» PROBLEM TO WORK ON: Copy everything in the listing below word for word, apart from any images.

» RECORDS FOR PROCESSING:
....

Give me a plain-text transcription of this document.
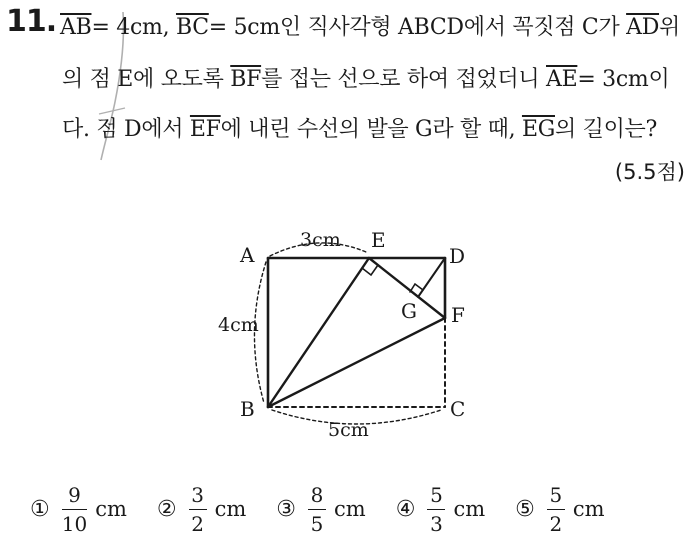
11. $\overline{AB}= 4cm$, $\overline{BC}= 5cm$인 직사각형 ABCD에서 꼭짓점 C가 $\overline{AD}$위
의 점 E에 오도록 $\overline{BF}$를 접는 선으로 하여 접었더니 $\overline{AE}= 3cm$이
다. 점 D에서 $\overline{EF}$에 내린 수선의 발을 G라 할 때, $\overline{EG}$의 길이는?
(5.5점)
A
E
D
G F
B	C
3cm
4cm
5cm
① $\frac{9}{10}$ cm ② $\frac{3}{2}$ cm ③ $\frac{8}{5}$ cm ④ $\frac{5}{3}$ cm ⑤ $\frac{5}{2}$ cm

....

» ANSWER TO THE TASK:
Give me a plain-text transcription of this document.
11. $\overline{AB}= 4cm$, $\overline{BC}= 5cm$인 직사각형 ABCD에서 꼭짓점 C가 $\overline{AD}$위
의 점 E에 오도록 $\overline{BF}$를 접는 선으로 하여 접었더니 $\overline{AE}= 3cm$이
다. 점 D에서 $\overline{EF}$에 내린 수선의 발을 G라 할 때, $\overline{EG}$의 길이는?
(5.5점)
A
E
D
G F
B	C
3cm
4cm
5cm
① $\frac{9}{10}$ cm ② $\frac{3}{2}$ cm ③ $\frac{8}{5}$ cm ④ $\frac{5}{3}$ cm ⑤ $\frac{5}{2}$ cm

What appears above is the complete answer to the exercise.